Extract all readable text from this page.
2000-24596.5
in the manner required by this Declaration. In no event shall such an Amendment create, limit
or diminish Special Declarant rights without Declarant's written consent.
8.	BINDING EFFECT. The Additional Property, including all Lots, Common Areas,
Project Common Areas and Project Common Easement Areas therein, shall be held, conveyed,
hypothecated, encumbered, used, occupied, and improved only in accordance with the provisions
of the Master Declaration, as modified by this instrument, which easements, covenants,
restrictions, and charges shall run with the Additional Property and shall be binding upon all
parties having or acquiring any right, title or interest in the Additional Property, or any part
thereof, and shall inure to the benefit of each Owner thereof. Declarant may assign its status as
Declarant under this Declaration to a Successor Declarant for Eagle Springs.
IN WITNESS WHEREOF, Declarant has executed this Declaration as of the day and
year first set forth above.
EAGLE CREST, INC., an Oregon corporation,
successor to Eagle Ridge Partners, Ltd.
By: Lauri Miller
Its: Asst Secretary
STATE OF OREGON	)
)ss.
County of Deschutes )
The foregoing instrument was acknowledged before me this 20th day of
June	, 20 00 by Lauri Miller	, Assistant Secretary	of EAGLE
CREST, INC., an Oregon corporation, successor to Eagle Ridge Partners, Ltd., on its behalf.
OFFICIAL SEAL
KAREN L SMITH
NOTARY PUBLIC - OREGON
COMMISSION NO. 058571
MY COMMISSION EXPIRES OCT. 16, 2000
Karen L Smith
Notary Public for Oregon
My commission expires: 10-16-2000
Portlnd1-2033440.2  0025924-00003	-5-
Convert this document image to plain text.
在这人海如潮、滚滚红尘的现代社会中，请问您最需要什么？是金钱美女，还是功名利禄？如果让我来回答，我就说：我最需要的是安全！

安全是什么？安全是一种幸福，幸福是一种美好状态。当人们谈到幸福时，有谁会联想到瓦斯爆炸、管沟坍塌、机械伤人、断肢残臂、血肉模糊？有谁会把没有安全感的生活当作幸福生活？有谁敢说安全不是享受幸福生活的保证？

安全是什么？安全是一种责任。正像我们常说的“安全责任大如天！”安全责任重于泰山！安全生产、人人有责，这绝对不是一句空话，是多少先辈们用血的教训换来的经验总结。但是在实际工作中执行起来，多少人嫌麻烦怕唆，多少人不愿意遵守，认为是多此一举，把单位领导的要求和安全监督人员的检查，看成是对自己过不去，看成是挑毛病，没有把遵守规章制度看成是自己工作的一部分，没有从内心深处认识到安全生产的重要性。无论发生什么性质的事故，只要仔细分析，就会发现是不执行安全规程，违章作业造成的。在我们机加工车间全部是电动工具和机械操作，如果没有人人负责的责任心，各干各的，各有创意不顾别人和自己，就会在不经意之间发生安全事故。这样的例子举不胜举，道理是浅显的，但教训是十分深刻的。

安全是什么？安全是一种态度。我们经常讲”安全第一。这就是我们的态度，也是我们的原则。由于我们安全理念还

* [WHAT TO PRODUCE] Pull out each line holding the string "Areas".

* [COMPLETE ANSWER]
8.	BINDING EFFECT. The Additional Property, including all Lots, Common Areas,
Project Common Areas and Project Common Easement Areas therein, shall be held, conveyed,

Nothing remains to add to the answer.